## Your task
Locate every line in the material below that has the word "title". Copy each of those lines.

---------- Material for this task ----------

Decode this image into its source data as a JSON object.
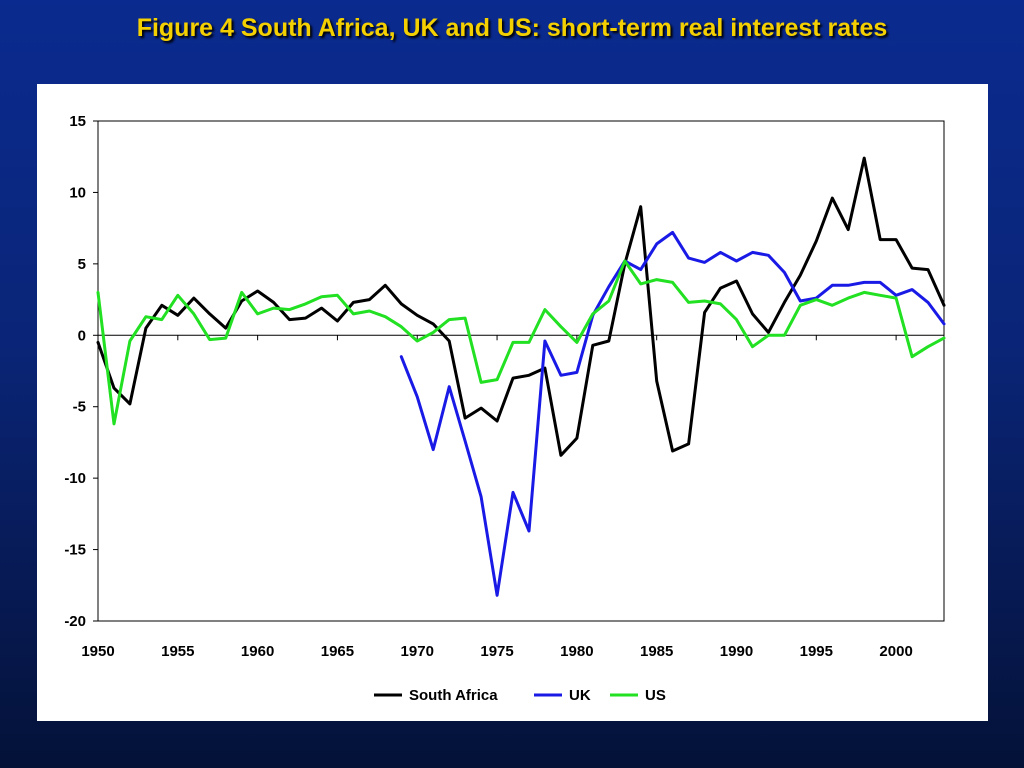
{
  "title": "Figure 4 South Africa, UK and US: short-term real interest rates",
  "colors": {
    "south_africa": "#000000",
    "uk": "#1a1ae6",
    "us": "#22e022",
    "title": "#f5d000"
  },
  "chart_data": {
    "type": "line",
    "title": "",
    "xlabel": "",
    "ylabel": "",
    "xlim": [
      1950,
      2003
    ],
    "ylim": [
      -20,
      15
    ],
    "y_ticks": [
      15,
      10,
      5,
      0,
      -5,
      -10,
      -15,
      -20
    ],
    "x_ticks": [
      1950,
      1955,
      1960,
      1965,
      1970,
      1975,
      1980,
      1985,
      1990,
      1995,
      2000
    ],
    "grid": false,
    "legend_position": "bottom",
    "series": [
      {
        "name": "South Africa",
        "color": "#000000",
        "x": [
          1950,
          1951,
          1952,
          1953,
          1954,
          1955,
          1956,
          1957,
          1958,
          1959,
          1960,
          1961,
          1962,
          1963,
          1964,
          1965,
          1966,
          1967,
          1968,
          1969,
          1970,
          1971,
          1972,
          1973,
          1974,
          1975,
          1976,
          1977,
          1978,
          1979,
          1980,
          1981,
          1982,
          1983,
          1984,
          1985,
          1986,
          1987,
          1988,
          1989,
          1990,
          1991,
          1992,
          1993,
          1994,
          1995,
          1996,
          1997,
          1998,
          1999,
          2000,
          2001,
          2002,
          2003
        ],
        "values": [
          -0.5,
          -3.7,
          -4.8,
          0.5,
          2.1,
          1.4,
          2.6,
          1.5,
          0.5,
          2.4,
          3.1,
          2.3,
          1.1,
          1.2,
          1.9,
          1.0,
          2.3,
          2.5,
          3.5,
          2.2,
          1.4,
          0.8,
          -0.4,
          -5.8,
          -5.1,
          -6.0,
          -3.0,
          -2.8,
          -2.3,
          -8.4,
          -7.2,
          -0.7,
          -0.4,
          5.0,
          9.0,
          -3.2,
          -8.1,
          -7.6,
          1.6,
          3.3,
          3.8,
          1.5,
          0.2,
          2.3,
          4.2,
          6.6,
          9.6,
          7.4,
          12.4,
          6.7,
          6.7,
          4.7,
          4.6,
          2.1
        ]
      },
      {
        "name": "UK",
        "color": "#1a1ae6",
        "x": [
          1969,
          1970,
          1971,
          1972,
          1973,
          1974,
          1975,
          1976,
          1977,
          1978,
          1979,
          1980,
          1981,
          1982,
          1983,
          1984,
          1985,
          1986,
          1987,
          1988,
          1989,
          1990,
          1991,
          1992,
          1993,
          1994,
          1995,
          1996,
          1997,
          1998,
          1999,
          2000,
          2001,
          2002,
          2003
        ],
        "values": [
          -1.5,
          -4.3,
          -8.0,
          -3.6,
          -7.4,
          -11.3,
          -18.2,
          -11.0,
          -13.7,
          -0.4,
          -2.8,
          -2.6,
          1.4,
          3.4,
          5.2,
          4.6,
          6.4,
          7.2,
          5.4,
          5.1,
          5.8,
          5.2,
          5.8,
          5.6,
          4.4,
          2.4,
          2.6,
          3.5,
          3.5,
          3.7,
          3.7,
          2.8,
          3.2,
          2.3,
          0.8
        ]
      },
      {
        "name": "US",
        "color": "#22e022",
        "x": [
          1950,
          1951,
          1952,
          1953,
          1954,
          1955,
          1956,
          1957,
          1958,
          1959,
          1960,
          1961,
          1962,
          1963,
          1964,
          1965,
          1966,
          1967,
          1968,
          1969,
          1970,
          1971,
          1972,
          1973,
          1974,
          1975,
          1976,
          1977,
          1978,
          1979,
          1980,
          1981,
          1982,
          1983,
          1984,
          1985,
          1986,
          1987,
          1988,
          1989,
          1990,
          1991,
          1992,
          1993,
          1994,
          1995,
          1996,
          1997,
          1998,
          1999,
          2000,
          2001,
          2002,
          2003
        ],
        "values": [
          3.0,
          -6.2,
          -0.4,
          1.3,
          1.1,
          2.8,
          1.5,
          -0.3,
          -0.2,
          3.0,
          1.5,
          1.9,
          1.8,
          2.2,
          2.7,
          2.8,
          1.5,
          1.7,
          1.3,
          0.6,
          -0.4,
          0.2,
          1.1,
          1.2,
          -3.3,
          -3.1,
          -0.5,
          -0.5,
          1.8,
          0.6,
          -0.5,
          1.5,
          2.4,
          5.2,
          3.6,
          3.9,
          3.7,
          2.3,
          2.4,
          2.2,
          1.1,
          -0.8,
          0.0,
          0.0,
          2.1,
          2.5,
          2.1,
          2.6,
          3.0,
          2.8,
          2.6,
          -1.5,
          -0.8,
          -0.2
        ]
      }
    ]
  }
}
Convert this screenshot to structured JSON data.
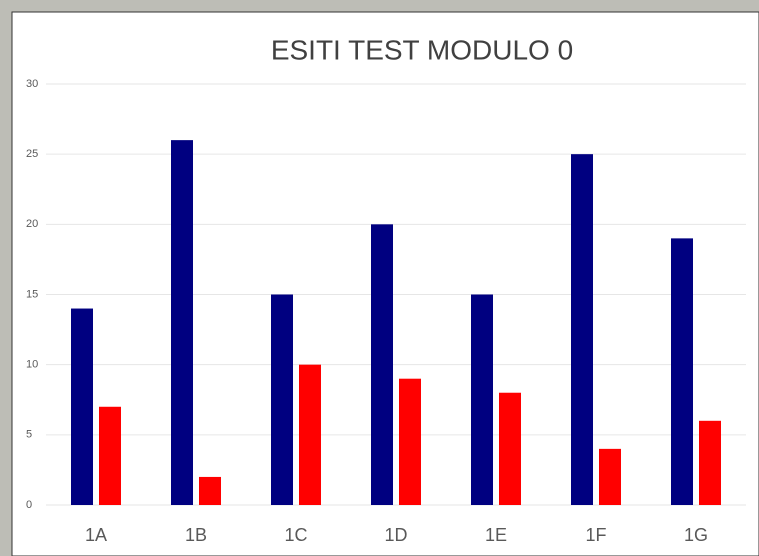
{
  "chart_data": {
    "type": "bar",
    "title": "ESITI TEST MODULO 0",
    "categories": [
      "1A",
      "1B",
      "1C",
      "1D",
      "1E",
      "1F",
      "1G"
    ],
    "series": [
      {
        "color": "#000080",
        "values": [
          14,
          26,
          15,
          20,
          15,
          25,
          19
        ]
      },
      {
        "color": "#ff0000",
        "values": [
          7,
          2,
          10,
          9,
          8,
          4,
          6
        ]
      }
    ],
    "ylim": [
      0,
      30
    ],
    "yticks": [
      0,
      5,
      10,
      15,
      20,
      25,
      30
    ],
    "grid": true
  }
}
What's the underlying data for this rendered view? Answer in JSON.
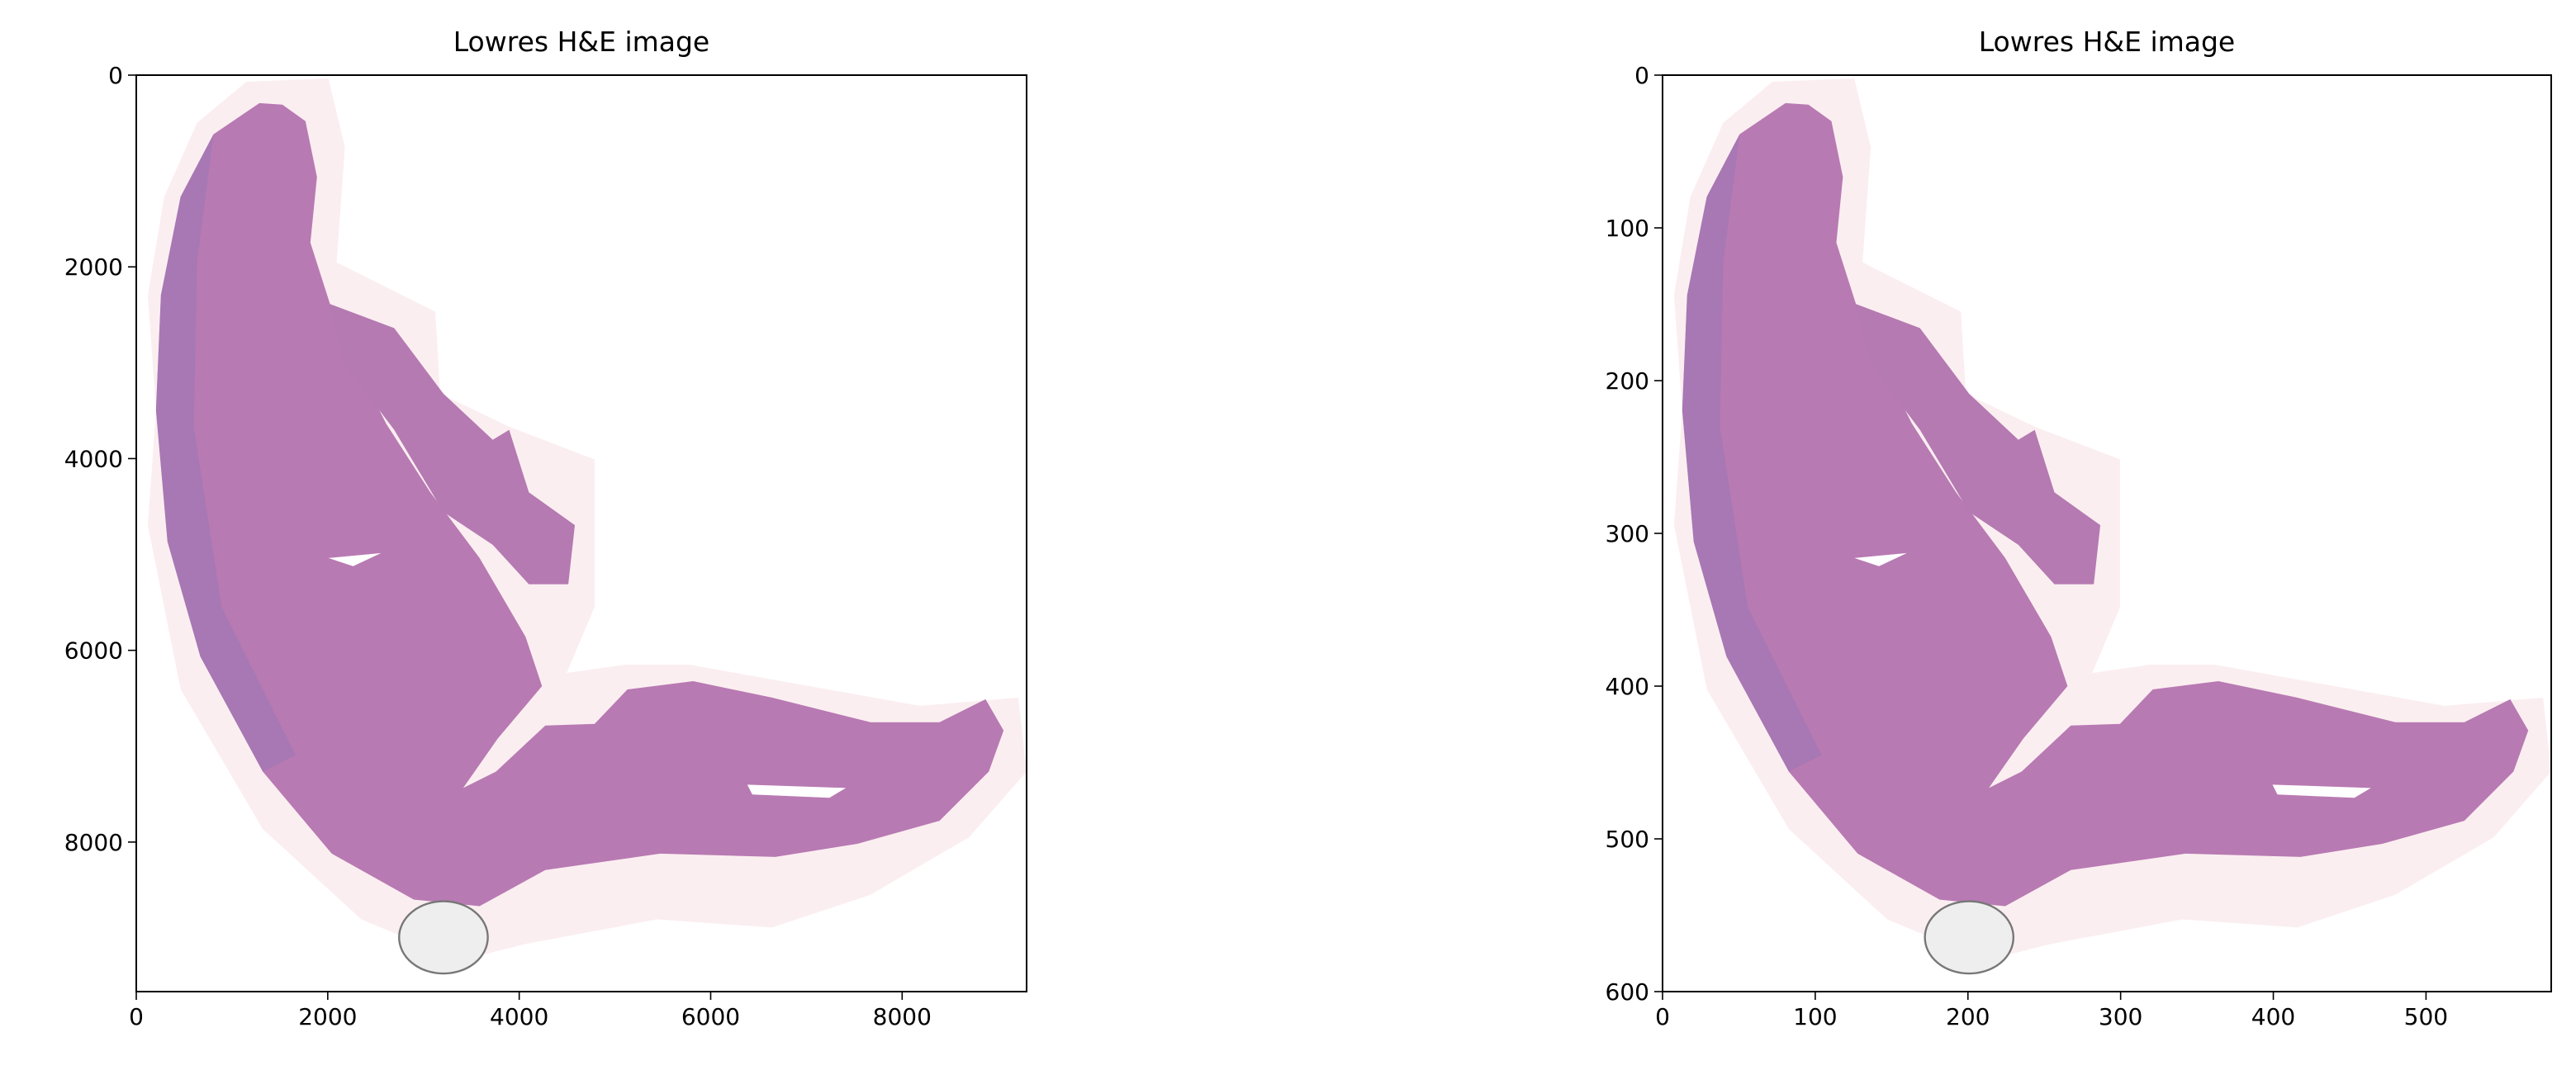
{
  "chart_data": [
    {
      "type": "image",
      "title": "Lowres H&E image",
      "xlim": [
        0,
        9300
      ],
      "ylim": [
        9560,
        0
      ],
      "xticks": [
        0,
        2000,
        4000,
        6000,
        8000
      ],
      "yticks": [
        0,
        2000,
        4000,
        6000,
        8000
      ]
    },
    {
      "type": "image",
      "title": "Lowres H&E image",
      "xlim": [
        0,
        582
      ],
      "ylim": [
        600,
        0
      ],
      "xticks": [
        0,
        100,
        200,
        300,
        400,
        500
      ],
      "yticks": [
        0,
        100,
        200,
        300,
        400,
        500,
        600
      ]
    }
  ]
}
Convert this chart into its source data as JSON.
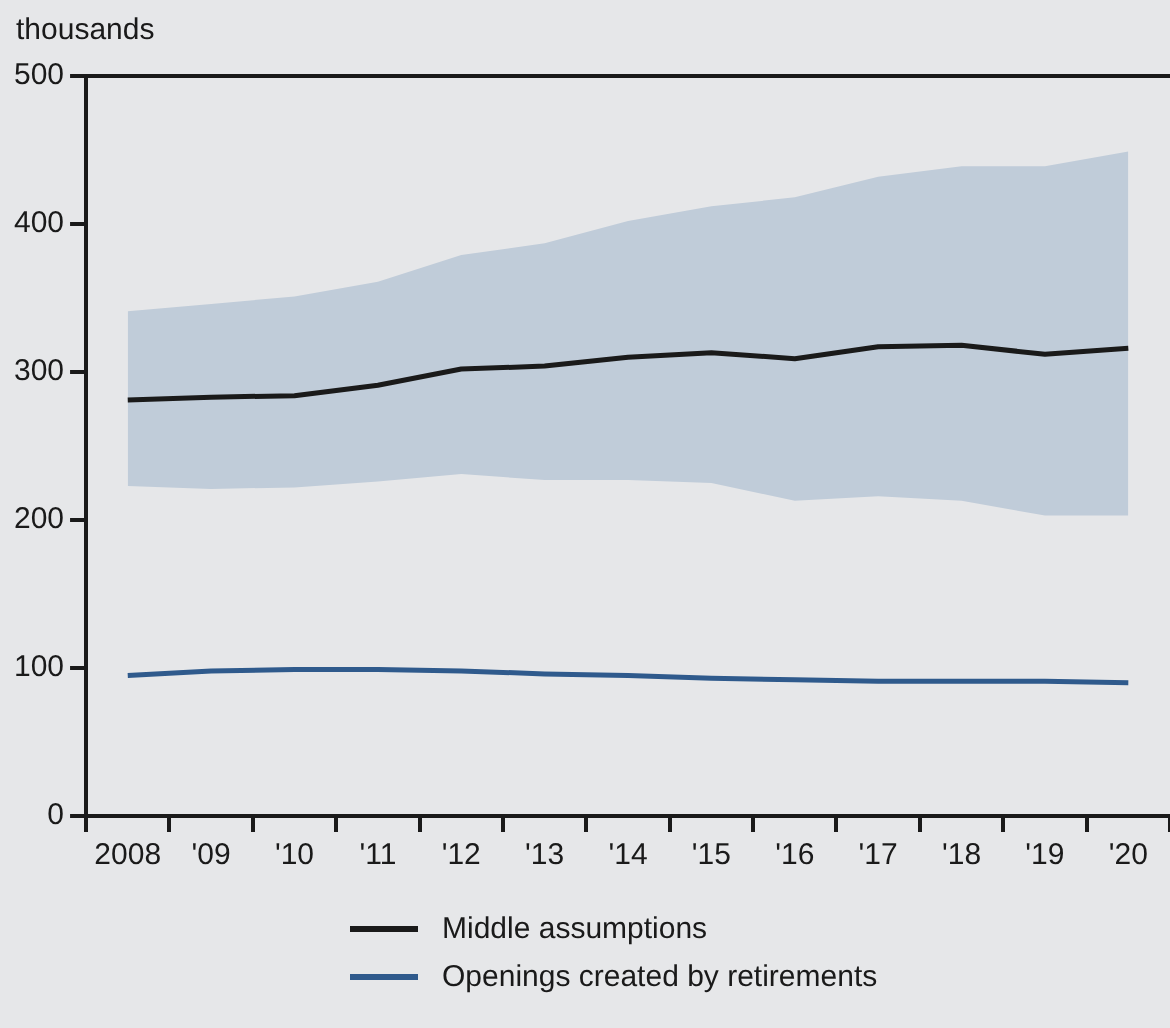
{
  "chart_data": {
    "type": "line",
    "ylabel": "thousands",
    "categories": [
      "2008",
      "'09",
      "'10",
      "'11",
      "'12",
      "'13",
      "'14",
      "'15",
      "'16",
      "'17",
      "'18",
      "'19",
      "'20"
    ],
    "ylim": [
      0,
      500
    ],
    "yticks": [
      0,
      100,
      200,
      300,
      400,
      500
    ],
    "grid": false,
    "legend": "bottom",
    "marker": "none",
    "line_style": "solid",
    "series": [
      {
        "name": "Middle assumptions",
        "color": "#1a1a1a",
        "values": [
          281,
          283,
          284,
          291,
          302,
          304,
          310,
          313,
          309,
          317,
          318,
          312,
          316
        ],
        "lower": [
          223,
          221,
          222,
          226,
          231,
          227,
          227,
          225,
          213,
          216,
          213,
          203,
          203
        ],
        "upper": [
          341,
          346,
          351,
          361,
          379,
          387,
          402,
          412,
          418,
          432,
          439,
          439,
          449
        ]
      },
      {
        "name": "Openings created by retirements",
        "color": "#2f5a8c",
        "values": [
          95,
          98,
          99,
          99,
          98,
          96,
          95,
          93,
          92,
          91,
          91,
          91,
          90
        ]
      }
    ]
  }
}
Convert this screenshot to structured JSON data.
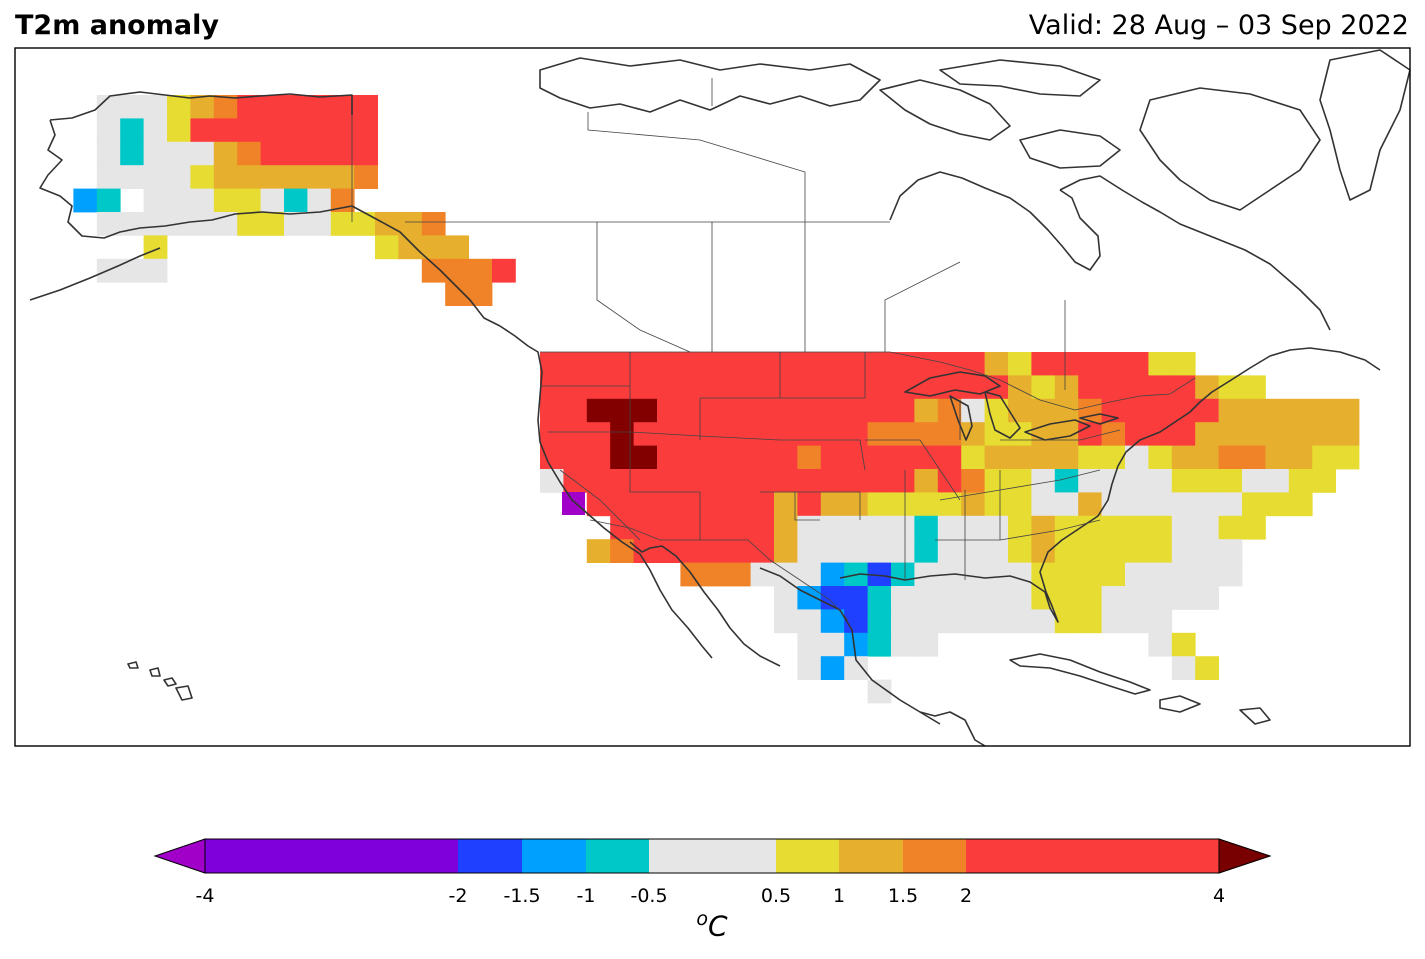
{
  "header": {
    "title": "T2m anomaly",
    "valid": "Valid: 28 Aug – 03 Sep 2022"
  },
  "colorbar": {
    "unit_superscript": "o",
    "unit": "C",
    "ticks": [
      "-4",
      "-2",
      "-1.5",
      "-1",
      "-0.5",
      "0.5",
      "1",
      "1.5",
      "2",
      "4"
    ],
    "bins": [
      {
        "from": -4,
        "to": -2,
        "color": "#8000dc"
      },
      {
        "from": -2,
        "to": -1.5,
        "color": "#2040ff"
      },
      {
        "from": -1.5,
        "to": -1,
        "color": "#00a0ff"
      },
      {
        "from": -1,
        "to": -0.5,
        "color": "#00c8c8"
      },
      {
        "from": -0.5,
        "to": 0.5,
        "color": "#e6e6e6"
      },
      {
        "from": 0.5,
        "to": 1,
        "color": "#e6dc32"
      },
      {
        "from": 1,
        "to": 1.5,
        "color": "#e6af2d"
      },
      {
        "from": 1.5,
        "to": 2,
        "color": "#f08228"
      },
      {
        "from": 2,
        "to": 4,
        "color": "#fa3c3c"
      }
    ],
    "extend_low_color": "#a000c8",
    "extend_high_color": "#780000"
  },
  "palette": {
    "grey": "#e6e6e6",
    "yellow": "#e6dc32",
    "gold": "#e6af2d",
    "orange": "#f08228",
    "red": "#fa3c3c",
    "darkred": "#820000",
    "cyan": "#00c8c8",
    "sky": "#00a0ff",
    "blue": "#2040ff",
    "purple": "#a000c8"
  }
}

----------

## Problem solution
  "title": "Figure 4 South Africa, UK and US: short-term real interest rates",
    "title": "#f5d000"
    "title": "",
    "title": "ESITI TEST MODULO 0",
      "title": "Lowres H&E image",
      "title": "Lowres H&E image",
    "title": "T2m anomaly",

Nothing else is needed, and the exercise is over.